------ INPUT
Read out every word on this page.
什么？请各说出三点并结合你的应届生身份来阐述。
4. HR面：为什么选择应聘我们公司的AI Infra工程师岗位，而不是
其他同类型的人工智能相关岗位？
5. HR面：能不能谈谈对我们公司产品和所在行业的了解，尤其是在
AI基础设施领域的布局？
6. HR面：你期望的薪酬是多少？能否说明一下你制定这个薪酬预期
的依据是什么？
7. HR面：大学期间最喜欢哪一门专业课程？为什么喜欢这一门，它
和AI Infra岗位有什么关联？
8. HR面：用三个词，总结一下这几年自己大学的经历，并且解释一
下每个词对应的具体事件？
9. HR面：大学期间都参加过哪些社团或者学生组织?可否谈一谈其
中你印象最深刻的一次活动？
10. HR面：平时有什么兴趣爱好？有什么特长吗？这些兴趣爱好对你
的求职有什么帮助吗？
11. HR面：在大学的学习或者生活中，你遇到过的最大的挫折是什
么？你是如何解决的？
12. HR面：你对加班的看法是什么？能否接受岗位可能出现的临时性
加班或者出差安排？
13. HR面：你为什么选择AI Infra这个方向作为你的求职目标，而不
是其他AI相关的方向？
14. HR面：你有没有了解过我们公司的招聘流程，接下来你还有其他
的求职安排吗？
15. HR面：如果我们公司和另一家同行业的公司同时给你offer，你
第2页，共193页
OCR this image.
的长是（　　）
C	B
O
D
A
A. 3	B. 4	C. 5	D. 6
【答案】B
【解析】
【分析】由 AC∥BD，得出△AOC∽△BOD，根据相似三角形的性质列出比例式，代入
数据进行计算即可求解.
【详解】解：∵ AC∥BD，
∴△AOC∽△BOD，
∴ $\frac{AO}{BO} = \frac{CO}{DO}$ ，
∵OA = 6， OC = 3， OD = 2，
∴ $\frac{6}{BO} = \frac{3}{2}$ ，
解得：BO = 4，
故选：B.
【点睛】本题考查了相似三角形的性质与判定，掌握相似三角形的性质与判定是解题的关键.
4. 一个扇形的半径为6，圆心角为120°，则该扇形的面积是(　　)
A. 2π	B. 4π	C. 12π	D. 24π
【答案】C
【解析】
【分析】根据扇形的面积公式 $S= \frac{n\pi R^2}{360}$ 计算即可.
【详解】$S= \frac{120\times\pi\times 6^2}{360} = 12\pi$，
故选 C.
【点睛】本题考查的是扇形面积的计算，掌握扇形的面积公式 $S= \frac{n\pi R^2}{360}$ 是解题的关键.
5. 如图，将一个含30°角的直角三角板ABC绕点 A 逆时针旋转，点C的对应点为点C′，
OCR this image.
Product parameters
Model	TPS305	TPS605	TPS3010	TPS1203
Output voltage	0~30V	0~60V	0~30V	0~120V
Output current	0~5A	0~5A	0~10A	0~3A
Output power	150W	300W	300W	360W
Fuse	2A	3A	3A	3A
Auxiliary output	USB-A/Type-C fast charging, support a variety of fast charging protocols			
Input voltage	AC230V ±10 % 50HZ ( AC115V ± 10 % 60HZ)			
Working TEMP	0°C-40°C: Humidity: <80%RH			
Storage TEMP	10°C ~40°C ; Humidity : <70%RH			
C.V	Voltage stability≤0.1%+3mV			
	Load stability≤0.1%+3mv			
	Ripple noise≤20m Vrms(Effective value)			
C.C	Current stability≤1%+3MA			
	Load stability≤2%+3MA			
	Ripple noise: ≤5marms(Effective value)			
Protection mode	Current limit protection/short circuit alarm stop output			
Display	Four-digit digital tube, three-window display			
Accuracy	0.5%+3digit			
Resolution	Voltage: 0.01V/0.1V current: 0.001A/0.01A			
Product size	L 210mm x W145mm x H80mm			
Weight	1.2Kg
------------
WHAT IS NEEDED: Report the number of lines above containing the word "Load", with no other text.

TASK RESULT: 2